[Figure record listings]
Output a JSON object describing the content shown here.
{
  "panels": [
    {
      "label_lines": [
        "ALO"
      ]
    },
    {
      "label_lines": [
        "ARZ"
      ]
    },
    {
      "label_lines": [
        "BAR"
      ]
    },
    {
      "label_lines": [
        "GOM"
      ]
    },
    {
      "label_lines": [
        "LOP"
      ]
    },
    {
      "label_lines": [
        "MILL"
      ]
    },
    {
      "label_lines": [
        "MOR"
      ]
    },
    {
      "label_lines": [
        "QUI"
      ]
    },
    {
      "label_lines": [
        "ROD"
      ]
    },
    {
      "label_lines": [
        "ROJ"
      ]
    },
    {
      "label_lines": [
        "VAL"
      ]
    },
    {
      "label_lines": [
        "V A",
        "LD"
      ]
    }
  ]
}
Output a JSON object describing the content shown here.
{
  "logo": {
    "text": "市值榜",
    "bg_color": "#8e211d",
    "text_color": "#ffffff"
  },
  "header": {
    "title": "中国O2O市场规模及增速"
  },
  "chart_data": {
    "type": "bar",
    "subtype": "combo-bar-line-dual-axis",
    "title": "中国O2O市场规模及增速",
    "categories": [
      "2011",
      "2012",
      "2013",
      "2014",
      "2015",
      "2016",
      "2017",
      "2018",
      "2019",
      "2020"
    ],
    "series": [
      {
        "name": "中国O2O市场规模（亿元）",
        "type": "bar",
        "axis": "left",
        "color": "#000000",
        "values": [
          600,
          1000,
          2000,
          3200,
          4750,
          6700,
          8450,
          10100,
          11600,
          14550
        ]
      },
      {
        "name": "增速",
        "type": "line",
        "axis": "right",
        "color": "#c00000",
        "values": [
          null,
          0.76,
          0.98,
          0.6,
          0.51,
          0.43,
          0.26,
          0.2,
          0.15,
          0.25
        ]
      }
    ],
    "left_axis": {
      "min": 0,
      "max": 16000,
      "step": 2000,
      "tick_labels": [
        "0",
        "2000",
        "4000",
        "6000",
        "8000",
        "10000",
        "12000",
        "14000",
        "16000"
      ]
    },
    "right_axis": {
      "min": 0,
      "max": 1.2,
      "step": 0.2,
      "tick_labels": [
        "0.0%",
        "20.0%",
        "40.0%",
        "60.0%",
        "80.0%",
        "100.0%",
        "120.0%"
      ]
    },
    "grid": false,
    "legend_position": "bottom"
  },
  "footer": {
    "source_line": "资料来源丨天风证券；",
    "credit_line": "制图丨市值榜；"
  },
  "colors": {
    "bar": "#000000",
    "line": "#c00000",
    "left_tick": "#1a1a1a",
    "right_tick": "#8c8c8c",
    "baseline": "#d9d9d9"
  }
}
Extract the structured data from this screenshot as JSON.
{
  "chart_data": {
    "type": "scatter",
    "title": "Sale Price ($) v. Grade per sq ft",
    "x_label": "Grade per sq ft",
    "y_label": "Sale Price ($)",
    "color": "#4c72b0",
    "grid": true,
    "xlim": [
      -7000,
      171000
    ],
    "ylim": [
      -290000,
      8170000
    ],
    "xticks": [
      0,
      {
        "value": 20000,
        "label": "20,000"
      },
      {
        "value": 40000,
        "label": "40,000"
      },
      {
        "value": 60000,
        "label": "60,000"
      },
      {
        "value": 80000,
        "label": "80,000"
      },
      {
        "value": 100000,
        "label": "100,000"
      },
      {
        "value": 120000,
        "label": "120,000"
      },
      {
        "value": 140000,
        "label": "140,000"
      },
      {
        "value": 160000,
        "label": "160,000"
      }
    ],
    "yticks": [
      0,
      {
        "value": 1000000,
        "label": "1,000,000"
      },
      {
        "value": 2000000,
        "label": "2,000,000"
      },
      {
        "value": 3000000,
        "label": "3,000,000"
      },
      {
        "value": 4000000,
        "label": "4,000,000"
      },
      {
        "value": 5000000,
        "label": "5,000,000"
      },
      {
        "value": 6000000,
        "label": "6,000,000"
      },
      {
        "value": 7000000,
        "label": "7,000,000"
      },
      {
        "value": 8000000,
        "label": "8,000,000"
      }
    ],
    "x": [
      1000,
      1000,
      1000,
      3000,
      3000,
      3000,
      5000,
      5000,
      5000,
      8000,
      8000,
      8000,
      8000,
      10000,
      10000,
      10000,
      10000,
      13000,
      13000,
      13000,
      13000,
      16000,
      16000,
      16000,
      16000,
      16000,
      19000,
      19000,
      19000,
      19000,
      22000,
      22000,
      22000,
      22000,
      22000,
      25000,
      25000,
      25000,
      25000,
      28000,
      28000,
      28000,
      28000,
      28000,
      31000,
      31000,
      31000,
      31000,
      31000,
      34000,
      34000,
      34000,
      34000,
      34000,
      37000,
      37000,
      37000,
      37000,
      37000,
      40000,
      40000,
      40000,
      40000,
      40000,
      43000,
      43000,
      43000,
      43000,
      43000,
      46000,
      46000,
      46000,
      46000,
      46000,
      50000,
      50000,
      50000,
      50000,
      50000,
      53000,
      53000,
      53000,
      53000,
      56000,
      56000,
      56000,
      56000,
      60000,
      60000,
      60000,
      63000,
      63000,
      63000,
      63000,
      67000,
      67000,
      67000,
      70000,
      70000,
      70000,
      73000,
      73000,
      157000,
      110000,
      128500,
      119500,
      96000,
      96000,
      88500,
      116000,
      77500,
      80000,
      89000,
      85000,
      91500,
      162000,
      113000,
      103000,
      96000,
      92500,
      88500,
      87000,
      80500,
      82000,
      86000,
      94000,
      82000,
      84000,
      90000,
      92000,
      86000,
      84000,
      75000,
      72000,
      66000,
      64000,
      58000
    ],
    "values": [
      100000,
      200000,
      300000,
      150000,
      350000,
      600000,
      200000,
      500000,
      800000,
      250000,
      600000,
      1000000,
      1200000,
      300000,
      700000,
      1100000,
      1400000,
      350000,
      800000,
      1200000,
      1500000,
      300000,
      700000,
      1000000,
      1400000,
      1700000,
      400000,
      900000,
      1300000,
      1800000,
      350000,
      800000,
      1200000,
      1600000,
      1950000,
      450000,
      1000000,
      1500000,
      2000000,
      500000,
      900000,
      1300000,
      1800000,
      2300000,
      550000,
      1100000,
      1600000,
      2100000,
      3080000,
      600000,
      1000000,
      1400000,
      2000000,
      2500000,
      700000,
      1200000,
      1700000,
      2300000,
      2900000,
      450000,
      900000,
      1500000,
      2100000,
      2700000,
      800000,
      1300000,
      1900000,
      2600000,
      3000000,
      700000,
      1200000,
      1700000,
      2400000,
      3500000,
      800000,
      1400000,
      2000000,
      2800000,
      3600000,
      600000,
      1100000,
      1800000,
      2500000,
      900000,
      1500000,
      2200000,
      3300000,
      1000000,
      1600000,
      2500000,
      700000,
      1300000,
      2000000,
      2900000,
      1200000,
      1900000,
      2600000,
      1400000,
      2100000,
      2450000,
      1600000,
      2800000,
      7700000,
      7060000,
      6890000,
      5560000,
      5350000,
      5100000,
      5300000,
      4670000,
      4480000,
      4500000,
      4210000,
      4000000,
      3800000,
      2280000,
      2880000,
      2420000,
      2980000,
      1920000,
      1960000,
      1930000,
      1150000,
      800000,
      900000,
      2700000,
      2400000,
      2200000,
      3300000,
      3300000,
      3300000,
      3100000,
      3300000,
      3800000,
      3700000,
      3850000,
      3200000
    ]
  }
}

» Objective:
Your task is to repeat every entry exactly.

» Exercise solution:
Output a JSON object describing the content shown here.
{
  "panels": [
    {
      "label_lines": [
        "ALO"
      ]
    },
    {
      "label_lines": [
        "ARZ"
      ]
    },
    {
      "label_lines": [
        "BAR"
      ]
    },
    {
      "label_lines": [
        "GOM"
      ]
    },
    {
      "label_lines": [
        "LOP"
      ]
    },
    {
      "label_lines": [
        "MILL"
      ]
    },
    {
      "label_lines": [
        "MOR"
      ]
    },
    {
      "label_lines": [
        "QUI"
      ]
    },
    {
      "label_lines": [
        "ROD"
      ]
    },
    {
      "label_lines": [
        "ROJ"
      ]
    },
    {
      "label_lines": [
        "VAL"
      ]
    },
    {
      "label_lines": [
        "V A",
        "LD"
      ]
    }
  ]
}
Output a JSON object describing the content shown here.
{
  "logo": {
    "text": "市值榜",
    "bg_color": "#8e211d",
    "text_color": "#ffffff"
  },
  "header": {
    "title": "中国O2O市场规模及增速"
  },
  "chart_data": {
    "type": "bar",
    "subtype": "combo-bar-line-dual-axis",
    "title": "中国O2O市场规模及增速",
    "categories": [
      "2011",
      "2012",
      "2013",
      "2014",
      "2015",
      "2016",
      "2017",
      "2018",
      "2019",
      "2020"
    ],
    "series": [
      {
        "name": "中国O2O市场规模（亿元）",
        "type": "bar",
        "axis": "left",
        "color": "#000000",
        "values": [
          600,
          1000,
          2000,
          3200,
          4750,
          6700,
          8450,
          10100,
          11600,
          14550
        ]
      },
      {
        "name": "增速",
        "type": "line",
        "axis": "right",
        "color": "#c00000",
        "values": [
          null,
          0.76,
          0.98,
          0.6,
          0.51,
          0.43,
          0.26,
          0.2,
          0.15,
          0.25
        ]
      }
    ],
    "left_axis": {
      "min": 0,
      "max": 16000,
      "step": 2000,
      "tick_labels": [
        "0",
        "2000",
        "4000",
        "6000",
        "8000",
        "10000",
        "12000",
        "14000",
        "16000"
      ]
    },
    "right_axis": {
      "min": 0,
      "max": 1.2,
      "step": 0.2,
      "tick_labels": [
        "0.0%",
        "20.0%",
        "40.0%",
        "60.0%",
        "80.0%",
        "100.0%",
        "120.0%"
      ]
    },
    "grid": false,
    "legend_position": "bottom"
  },
  "footer": {
    "source_line": "资料来源丨天风证券；",
    "credit_line": "制图丨市值榜；"
  },
  "colors": {
    "bar": "#000000",
    "line": "#c00000",
    "left_tick": "#1a1a1a",
    "right_tick": "#8c8c8c",
    "baseline": "#d9d9d9"
  }
}
Extract the structured data from this screenshot as JSON.
{
  "chart_data": {
    "type": "scatter",
    "title": "Sale Price ($) v. Grade per sq ft",
    "x_label": "Grade per sq ft",
    "y_label": "Sale Price ($)",
    "color": "#4c72b0",
    "grid": true,
    "xlim": [
      -7000,
      171000
    ],
    "ylim": [
      -290000,
      8170000
    ],
    "xticks": [
      0,
      {
        "value": 20000,
        "label": "20,000"
      },
      {
        "value": 40000,
        "label": "40,000"
      },
      {
        "value": 60000,
        "label": "60,000"
      },
      {
        "value": 80000,
        "label": "80,000"
      },
      {
        "value": 100000,
        "label": "100,000"
      },
      {
        "value": 120000,
        "label": "120,000"
      },
      {
        "value": 140000,
        "label": "140,000"
      },
      {
        "value": 160000,
        "label": "160,000"
      }
    ],
    "yticks": [
      0,
      {
        "value": 1000000,
        "label": "1,000,000"
      },
      {
        "value": 2000000,
        "label": "2,000,000"
      },
      {
        "value": 3000000,
        "label": "3,000,000"
      },
      {
        "value": 4000000,
        "label": "4,000,000"
      },
      {
        "value": 5000000,
        "label": "5,000,000"
      },
      {
        "value": 6000000,
        "label": "6,000,000"
      },
      {
        "value": 7000000,
        "label": "7,000,000"
      },
      {
        "value": 8000000,
        "label": "8,000,000"
      }
    ],
    "x": [
      1000,
      1000,
      1000,
      3000,
      3000,
      3000,
      5000,
      5000,
      5000,
      8000,
      8000,
      8000,
      8000,
      10000,
      10000,
      10000,
      10000,
      13000,
      13000,
      13000,
      13000,
      16000,
      16000,
      16000,
      16000,
      16000,
      19000,
      19000,
      19000,
      19000,
      22000,
      22000,
      22000,
      22000,
      22000,
      25000,
      25000,
      25000,
      25000,
      28000,
      28000,
      28000,
      28000,
      28000,
      31000,
      31000,
      31000,
      31000,
      31000,
      34000,
      34000,
      34000,
      34000,
      34000,
      37000,
      37000,
      37000,
      37000,
      37000,
      40000,
      40000,
      40000,
      40000,
      40000,
      43000,
      43000,
      43000,
      43000,
      43000,
      46000,
      46000,
      46000,
      46000,
      46000,
      50000,
      50000,
      50000,
      50000,
      50000,
      53000,
      53000,
      53000,
      53000,
      56000,
      56000,
      56000,
      56000,
      60000,
      60000,
      60000,
      63000,
      63000,
      63000,
      63000,
      67000,
      67000,
      67000,
      70000,
      70000,
      70000,
      73000,
      73000,
      157000,
      110000,
      128500,
      119500,
      96000,
      96000,
      88500,
      116000,
      77500,
      80000,
      89000,
      85000,
      91500,
      162000,
      113000,
      103000,
      96000,
      92500,
      88500,
      87000,
      80500,
      82000,
      86000,
      94000,
      82000,
      84000,
      90000,
      92000,
      86000,
      84000,
      75000,
      72000,
      66000,
      64000,
      58000
    ],
    "values": [
      100000,
      200000,
      300000,
      150000,
      350000,
      600000,
      200000,
      500000,
      800000,
      250000,
      600000,
      1000000,
      1200000,
      300000,
      700000,
      1100000,
      1400000,
      350000,
      800000,
      1200000,
      1500000,
      300000,
      700000,
      1000000,
      1400000,
      1700000,
      400000,
      900000,
      1300000,
      1800000,
      350000,
      800000,
      1200000,
      1600000,
      1950000,
      450000,
      1000000,
      1500000,
      2000000,
      500000,
      900000,
      1300000,
      1800000,
      2300000,
      550000,
      1100000,
      1600000,
      2100000,
      3080000,
      600000,
      1000000,
      1400000,
      2000000,
      2500000,
      700000,
      1200000,
      1700000,
      2300000,
      2900000,
      450000,
      900000,
      1500000,
      2100000,
      2700000,
      800000,
      1300000,
      1900000,
      2600000,
      3000000,
      700000,
      1200000,
      1700000,
      2400000,
      3500000,
      800000,
      1400000,
      2000000,
      2800000,
      3600000,
      600000,
      1100000,
      1800000,
      2500000,
      900000,
      1500000,
      2200000,
      3300000,
      1000000,
      1600000,
      2500000,
      700000,
      1300000,
      2000000,
      2900000,
      1200000,
      1900000,
      2600000,
      1400000,
      2100000,
      2450000,
      1600000,
      2800000,
      7700000,
      7060000,
      6890000,
      5560000,
      5350000,
      5100000,
      5300000,
      4670000,
      4480000,
      4500000,
      4210000,
      4000000,
      3800000,
      2280000,
      2880000,
      2420000,
      2980000,
      1920000,
      1960000,
      1930000,
      1150000,
      800000,
      900000,
      2700000,
      2400000,
      2200000,
      3300000,
      3300000,
      3300000,
      3100000,
      3300000,
      3800000,
      3700000,
      3850000,
      3200000
    ]
  }
}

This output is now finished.